-- Start --

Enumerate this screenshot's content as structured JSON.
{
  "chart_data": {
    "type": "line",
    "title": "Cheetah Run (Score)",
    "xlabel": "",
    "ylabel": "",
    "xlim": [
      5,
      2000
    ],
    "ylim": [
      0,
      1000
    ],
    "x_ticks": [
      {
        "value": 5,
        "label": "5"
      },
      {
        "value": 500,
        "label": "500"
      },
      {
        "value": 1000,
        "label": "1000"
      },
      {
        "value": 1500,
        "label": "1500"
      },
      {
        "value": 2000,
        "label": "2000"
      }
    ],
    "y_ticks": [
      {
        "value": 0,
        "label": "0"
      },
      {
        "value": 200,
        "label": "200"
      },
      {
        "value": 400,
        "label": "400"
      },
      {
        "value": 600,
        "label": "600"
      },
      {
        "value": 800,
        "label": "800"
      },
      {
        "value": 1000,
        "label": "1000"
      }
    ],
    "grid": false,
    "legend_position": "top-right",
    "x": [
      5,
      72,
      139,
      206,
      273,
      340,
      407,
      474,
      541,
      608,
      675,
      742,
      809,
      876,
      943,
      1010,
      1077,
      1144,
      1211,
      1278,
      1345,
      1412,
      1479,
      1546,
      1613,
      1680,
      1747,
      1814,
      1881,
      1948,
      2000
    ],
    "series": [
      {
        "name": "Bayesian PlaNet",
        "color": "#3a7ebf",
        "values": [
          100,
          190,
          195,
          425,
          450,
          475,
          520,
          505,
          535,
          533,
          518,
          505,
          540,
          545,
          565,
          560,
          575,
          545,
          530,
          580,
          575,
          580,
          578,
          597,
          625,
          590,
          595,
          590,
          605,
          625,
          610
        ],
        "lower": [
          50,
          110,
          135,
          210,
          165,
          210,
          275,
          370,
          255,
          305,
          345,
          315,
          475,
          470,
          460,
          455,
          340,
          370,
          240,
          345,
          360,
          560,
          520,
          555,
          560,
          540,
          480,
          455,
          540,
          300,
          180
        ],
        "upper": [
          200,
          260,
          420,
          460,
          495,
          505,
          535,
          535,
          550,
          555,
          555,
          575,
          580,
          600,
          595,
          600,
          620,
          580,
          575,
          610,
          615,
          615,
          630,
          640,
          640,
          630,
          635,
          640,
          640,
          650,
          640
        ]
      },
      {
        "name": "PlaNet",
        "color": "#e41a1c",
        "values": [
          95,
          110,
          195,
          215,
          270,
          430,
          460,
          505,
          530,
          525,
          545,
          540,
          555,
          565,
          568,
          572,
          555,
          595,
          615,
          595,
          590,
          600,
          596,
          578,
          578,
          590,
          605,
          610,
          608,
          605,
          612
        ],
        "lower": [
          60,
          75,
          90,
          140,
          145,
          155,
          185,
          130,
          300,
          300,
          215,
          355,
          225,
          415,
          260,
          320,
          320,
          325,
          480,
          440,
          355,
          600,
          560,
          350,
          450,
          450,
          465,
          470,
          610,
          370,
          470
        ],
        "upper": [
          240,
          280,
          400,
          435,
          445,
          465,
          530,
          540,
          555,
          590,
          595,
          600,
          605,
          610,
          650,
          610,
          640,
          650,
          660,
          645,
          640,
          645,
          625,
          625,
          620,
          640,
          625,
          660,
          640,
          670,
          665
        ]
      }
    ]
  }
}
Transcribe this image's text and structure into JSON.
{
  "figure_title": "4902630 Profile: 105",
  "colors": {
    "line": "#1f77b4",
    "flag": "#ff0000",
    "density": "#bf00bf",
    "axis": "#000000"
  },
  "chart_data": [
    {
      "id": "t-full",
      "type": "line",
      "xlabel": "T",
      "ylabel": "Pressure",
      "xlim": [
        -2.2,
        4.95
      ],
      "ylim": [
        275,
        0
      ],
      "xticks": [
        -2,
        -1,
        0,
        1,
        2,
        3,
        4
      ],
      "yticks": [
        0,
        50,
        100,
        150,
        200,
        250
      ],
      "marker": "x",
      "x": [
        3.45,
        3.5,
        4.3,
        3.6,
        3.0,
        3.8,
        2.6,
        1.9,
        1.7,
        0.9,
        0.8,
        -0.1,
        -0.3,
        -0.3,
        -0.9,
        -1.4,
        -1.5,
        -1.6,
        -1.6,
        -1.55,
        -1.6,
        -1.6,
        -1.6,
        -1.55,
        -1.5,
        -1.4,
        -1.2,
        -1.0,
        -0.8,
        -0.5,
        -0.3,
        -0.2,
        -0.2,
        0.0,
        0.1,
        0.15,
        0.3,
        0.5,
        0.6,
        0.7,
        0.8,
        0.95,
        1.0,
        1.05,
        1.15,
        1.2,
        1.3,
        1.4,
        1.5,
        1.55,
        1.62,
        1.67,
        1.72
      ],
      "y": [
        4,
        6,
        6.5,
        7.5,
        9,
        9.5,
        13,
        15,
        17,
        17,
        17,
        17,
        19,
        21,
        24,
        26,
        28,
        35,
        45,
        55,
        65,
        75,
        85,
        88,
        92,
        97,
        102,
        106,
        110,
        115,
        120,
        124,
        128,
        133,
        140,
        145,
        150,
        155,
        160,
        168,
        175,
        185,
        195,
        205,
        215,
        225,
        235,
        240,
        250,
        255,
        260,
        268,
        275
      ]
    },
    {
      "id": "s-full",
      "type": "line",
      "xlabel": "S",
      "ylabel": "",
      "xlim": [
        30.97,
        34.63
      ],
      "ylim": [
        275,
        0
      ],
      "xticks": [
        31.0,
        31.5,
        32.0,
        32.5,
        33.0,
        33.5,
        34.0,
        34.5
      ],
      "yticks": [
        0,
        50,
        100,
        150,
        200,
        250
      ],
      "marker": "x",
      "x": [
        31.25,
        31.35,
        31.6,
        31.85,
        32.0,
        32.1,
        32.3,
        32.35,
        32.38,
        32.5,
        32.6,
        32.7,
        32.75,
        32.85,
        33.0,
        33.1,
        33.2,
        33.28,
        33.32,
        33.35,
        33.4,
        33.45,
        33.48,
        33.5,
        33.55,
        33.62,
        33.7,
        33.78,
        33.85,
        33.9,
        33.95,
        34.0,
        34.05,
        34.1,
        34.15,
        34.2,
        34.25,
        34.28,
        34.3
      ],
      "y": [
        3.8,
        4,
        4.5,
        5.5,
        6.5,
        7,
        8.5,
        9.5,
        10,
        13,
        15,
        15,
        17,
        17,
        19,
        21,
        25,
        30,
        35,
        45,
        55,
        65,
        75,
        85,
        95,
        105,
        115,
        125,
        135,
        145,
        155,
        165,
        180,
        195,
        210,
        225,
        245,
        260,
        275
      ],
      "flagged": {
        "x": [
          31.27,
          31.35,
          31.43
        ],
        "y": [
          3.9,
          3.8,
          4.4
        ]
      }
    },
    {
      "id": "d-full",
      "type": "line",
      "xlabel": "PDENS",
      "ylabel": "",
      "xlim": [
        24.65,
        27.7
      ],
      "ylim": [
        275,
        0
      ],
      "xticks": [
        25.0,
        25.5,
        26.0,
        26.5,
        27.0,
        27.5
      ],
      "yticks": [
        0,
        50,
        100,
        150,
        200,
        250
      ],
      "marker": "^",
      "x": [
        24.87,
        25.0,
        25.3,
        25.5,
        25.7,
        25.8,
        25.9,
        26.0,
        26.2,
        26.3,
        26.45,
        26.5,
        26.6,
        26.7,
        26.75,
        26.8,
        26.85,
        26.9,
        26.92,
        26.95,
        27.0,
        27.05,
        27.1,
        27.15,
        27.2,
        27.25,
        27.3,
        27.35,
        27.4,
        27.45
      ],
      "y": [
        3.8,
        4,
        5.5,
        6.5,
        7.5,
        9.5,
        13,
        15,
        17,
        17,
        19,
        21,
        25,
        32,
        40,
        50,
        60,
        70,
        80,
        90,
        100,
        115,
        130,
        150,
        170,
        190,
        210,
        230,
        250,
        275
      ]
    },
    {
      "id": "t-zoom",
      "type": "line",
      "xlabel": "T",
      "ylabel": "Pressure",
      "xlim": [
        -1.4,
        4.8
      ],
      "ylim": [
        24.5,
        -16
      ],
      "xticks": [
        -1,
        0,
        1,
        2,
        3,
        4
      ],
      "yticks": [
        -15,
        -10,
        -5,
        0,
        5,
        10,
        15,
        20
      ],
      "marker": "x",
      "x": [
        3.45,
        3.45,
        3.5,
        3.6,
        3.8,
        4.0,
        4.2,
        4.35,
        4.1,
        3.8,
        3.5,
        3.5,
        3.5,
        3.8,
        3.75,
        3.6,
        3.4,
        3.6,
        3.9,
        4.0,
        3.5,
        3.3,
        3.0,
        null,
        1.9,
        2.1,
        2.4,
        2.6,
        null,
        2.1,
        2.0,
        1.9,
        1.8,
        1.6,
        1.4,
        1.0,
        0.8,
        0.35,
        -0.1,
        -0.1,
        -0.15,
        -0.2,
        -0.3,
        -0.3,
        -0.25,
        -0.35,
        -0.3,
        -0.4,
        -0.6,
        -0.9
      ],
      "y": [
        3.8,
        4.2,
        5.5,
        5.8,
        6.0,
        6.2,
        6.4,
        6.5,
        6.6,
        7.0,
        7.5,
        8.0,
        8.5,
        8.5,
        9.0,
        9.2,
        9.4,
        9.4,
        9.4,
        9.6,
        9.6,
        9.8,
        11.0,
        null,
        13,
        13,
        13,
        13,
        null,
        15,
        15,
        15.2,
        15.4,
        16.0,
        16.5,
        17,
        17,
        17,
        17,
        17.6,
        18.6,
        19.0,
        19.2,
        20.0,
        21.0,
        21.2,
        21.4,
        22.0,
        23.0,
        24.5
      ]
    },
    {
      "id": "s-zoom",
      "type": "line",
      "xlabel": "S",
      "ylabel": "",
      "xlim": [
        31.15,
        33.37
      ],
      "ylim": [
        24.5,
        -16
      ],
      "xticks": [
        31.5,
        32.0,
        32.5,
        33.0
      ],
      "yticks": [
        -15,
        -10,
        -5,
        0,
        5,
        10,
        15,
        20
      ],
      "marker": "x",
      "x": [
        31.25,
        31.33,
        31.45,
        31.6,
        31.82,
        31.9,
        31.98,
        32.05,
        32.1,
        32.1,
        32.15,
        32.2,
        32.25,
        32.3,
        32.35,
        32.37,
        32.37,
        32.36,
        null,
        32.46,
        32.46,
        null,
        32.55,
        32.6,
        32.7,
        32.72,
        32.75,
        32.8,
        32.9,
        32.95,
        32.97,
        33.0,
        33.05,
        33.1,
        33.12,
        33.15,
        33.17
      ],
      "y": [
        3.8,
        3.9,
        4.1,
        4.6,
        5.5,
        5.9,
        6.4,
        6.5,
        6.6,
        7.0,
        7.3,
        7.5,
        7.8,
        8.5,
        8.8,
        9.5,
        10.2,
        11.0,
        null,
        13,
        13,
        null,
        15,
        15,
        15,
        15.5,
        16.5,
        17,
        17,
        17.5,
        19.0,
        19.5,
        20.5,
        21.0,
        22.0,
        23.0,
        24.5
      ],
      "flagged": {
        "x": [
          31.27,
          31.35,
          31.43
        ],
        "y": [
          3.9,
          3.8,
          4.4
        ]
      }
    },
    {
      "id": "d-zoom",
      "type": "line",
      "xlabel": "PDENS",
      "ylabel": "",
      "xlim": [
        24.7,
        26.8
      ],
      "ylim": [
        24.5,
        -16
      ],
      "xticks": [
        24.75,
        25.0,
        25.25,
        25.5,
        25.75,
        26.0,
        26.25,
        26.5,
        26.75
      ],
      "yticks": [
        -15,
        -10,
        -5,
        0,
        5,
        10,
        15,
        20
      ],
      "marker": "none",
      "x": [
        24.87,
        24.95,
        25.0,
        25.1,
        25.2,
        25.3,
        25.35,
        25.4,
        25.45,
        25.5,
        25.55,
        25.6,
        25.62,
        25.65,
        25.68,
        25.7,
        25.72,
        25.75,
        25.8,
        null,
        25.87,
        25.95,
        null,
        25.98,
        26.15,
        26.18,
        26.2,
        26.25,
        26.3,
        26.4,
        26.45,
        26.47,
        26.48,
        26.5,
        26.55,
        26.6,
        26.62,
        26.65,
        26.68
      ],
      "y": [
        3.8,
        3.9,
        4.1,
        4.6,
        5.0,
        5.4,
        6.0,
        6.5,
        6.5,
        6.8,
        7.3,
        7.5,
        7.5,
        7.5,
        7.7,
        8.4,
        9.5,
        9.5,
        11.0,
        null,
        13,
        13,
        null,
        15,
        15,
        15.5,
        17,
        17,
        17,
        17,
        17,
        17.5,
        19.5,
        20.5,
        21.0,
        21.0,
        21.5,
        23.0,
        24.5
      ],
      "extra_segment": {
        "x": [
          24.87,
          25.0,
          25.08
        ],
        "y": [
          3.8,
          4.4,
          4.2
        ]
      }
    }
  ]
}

-- End --

* **INSTRUCTIONS FOR THE TASK**
Give only the number of lines that include the word "JSON".

* **RESPONSE TO THIS TASK**
2